■ **What is required**:
Copy the entries character for character, starting at the first line and ending at the line that contains "234, 337, 243]", with both of those lines included.

***** Extracted records *****

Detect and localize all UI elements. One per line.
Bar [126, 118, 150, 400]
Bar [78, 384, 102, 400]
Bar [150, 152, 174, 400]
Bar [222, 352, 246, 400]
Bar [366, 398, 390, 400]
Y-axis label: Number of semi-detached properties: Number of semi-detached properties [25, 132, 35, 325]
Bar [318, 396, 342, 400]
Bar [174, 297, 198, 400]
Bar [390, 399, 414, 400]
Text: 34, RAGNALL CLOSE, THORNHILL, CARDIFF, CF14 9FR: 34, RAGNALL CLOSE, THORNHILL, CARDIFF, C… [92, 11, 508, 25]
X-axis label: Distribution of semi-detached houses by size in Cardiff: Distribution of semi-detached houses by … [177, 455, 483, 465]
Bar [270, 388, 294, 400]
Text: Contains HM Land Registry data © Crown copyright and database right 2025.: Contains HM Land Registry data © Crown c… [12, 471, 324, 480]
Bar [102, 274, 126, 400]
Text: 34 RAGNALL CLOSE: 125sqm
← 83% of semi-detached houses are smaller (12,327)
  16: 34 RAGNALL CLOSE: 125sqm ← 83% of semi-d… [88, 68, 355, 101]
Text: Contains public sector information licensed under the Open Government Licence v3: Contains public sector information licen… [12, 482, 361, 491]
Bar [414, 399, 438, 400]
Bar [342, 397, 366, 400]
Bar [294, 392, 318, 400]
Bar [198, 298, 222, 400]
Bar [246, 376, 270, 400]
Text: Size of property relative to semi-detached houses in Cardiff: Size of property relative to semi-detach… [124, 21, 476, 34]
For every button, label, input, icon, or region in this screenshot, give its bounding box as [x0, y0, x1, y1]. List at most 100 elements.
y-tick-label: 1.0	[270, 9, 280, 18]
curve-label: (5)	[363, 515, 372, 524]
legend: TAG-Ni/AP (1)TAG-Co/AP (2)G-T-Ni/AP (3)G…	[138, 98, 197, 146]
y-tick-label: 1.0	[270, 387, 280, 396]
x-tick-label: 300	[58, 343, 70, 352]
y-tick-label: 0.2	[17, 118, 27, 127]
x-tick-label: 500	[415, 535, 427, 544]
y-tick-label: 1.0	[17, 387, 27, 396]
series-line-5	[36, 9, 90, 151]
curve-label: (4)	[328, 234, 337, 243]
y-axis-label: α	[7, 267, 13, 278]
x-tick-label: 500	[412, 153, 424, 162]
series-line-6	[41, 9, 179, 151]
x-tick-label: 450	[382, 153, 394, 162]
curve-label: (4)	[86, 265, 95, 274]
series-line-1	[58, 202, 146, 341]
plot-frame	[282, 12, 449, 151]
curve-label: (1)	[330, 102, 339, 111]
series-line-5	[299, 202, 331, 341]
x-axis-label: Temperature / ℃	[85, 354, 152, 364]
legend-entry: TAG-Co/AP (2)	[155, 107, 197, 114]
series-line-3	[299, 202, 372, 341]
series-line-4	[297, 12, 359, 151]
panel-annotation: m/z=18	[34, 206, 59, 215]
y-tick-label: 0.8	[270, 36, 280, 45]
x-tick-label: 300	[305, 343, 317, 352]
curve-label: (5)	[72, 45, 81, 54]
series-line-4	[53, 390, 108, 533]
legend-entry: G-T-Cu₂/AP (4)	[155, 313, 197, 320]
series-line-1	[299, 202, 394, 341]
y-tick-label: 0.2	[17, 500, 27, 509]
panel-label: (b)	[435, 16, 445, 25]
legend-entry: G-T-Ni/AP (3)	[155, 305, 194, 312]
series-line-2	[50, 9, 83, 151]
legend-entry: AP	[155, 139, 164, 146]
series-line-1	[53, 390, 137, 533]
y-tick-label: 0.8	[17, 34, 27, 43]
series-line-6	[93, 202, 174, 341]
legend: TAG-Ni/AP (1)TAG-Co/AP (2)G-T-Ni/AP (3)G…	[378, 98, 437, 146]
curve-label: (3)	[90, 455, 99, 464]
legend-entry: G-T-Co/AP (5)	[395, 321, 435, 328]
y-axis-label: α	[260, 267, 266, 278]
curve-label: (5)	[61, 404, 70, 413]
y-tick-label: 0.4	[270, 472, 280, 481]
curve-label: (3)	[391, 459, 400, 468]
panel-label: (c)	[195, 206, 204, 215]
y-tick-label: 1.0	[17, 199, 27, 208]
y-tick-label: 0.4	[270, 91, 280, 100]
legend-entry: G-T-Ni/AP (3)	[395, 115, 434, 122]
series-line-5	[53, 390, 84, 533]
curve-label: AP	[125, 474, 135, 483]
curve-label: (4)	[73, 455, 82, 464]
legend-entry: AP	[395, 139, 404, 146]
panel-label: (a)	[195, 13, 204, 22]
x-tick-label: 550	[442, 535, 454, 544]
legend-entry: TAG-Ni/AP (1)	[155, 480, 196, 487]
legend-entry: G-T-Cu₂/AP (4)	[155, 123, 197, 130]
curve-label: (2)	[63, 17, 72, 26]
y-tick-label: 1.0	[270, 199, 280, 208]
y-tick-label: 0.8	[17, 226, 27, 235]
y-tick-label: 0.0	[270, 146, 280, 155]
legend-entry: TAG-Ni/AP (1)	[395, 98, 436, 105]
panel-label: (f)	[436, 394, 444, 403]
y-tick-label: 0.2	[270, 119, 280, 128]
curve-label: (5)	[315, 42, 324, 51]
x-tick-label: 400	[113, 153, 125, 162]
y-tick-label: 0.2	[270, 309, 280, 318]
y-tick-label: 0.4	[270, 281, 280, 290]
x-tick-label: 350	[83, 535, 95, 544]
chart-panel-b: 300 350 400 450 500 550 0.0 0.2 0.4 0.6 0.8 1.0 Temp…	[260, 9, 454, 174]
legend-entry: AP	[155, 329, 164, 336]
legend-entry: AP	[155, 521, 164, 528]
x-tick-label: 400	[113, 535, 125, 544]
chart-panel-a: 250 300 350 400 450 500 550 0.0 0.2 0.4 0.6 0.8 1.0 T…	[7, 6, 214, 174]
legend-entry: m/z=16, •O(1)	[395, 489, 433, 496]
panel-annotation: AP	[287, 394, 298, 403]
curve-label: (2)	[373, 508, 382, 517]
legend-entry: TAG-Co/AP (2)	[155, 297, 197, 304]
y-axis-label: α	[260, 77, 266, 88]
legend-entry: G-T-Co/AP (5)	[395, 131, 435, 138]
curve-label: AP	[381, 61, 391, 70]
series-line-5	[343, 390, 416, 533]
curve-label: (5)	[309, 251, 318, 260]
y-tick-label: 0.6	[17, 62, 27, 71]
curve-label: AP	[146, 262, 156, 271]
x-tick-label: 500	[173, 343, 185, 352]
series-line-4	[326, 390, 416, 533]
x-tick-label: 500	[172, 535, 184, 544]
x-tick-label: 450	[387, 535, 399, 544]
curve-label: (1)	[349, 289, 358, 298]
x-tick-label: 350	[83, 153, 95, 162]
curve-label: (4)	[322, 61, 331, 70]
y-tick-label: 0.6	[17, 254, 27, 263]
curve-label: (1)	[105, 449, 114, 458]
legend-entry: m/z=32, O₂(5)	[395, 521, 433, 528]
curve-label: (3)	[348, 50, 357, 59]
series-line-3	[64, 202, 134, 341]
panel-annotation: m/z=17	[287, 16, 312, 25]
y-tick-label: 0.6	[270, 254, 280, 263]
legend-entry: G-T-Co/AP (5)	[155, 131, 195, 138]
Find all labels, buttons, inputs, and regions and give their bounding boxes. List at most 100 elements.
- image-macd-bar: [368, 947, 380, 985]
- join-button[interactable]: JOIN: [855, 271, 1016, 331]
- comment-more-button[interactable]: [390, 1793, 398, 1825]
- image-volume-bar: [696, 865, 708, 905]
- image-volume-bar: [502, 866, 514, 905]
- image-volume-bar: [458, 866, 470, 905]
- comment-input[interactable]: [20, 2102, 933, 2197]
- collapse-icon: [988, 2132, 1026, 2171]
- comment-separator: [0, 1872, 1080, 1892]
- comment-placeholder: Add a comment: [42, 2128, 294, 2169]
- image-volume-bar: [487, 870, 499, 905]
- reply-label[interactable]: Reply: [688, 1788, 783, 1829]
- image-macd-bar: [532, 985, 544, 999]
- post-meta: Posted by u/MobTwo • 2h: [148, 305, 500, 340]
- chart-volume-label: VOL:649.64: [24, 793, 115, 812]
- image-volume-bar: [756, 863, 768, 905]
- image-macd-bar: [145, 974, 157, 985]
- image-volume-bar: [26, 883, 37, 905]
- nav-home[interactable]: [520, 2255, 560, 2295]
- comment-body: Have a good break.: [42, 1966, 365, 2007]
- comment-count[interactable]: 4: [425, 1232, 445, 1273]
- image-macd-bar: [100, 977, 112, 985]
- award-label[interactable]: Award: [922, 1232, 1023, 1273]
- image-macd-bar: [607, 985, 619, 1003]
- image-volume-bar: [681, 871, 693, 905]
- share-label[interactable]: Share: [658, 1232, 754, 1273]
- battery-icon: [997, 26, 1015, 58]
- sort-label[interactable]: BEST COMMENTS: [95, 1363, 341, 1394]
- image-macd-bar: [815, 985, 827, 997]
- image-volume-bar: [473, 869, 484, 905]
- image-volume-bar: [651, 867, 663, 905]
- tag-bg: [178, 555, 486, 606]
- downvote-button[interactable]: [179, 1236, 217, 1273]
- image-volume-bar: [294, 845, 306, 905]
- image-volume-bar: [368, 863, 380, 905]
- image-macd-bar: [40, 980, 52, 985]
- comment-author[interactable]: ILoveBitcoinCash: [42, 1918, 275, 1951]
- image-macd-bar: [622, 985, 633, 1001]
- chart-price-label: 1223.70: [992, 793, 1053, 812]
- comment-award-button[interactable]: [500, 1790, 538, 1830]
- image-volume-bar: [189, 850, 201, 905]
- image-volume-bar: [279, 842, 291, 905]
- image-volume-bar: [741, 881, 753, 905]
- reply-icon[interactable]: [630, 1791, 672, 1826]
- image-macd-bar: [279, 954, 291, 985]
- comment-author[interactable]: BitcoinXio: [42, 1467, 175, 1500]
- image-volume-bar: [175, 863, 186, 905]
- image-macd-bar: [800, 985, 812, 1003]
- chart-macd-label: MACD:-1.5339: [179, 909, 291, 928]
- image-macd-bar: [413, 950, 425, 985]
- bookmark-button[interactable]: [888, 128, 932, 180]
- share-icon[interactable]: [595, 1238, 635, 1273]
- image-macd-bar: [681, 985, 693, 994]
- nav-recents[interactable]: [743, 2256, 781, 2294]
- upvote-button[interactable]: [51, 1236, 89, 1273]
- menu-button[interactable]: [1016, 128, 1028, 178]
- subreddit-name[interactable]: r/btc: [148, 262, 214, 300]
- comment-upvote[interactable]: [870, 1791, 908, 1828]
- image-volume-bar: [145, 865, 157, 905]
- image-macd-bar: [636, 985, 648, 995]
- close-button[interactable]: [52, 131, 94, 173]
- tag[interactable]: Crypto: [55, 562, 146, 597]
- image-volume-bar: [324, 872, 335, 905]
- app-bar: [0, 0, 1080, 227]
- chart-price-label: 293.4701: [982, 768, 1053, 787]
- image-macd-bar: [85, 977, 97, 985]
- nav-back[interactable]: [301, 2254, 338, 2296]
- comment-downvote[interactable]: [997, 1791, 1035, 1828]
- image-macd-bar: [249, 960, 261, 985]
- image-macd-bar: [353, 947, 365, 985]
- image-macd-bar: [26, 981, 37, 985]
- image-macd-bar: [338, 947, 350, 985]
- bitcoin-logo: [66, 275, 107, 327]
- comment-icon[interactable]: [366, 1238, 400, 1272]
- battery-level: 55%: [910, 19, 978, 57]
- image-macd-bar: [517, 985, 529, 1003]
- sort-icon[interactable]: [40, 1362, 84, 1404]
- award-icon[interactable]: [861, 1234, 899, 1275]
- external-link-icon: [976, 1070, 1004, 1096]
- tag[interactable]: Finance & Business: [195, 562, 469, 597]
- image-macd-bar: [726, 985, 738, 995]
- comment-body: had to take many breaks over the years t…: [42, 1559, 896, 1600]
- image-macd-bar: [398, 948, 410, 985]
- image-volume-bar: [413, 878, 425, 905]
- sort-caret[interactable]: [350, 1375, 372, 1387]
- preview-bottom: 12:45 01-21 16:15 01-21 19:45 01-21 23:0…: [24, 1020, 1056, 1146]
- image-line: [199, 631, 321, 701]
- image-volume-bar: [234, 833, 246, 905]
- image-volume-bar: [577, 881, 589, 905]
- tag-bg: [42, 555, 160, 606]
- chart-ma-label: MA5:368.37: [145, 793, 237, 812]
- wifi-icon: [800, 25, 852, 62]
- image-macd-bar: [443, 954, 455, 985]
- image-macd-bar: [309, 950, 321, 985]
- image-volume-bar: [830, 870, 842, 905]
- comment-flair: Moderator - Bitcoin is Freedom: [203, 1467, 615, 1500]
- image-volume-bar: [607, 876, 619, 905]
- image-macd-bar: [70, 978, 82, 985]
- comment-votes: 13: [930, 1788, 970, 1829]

*****

■ **Exercise response**:
Detect and localize all UI elements. One per line.
Bar [126, 118, 150, 400]
Bar [78, 384, 102, 400]
Bar [150, 152, 174, 400]
Bar [222, 352, 246, 400]
Bar [366, 398, 390, 400]
Y-axis label: Number of semi-detached properties: Number of semi-detached properties [25, 132, 35, 325]
Bar [318, 396, 342, 400]
Bar [174, 297, 198, 400]
Bar [390, 399, 414, 400]
Text: 34, RAGNALL CLOSE, THORNHILL, CARDIFF, CF14 9FR: 34, RAGNALL CLOSE, THORNHILL, CARDIFF, C… [92, 11, 508, 25]
X-axis label: Distribution of semi-detached houses by size in Cardiff: Distribution of semi-detached houses by … [177, 455, 483, 465]
Bar [270, 388, 294, 400]
Text: Contains HM Land Registry data © Crown copyright and database right 2025.: Contains HM Land Registry data © Crown c… [12, 471, 324, 480]
Bar [102, 274, 126, 400]
Text: 34 RAGNALL CLOSE: 125sqm
← 83% of semi-detached houses are smaller (12,327)
  16: 34 RAGNALL CLOSE: 125sqm ← 83% of semi-d… [88, 68, 355, 101]
Text: Contains public sector information licensed under the Open Government Licence v3: Contains public sector information licen… [12, 482, 361, 491]
Bar [414, 399, 438, 400]
Bar [342, 397, 366, 400]
Bar [294, 392, 318, 400]
Bar [198, 298, 222, 400]
Bar [246, 376, 270, 400]
Text: Size of property relative to semi-detached houses in Cardiff: Size of property relative to semi-detach… [124, 21, 476, 34]
For every button, label, input, icon, or region in this screenshot, give its bounding box as [x0, y0, x1, y1]. List at most 100 elements.
y-tick-label: 1.0	[270, 9, 280, 18]
curve-label: (5)	[363, 515, 372, 524]
legend: TAG-Ni/AP (1)TAG-Co/AP (2)G-T-Ni/AP (3)G…	[138, 98, 197, 146]
y-tick-label: 1.0	[270, 387, 280, 396]
x-tick-label: 300	[58, 343, 70, 352]
y-tick-label: 0.2	[17, 118, 27, 127]
x-tick-label: 500	[415, 535, 427, 544]
y-tick-label: 1.0	[17, 387, 27, 396]
series-line-5	[36, 9, 90, 151]
curve-label: (4)	[328, 234, 337, 243]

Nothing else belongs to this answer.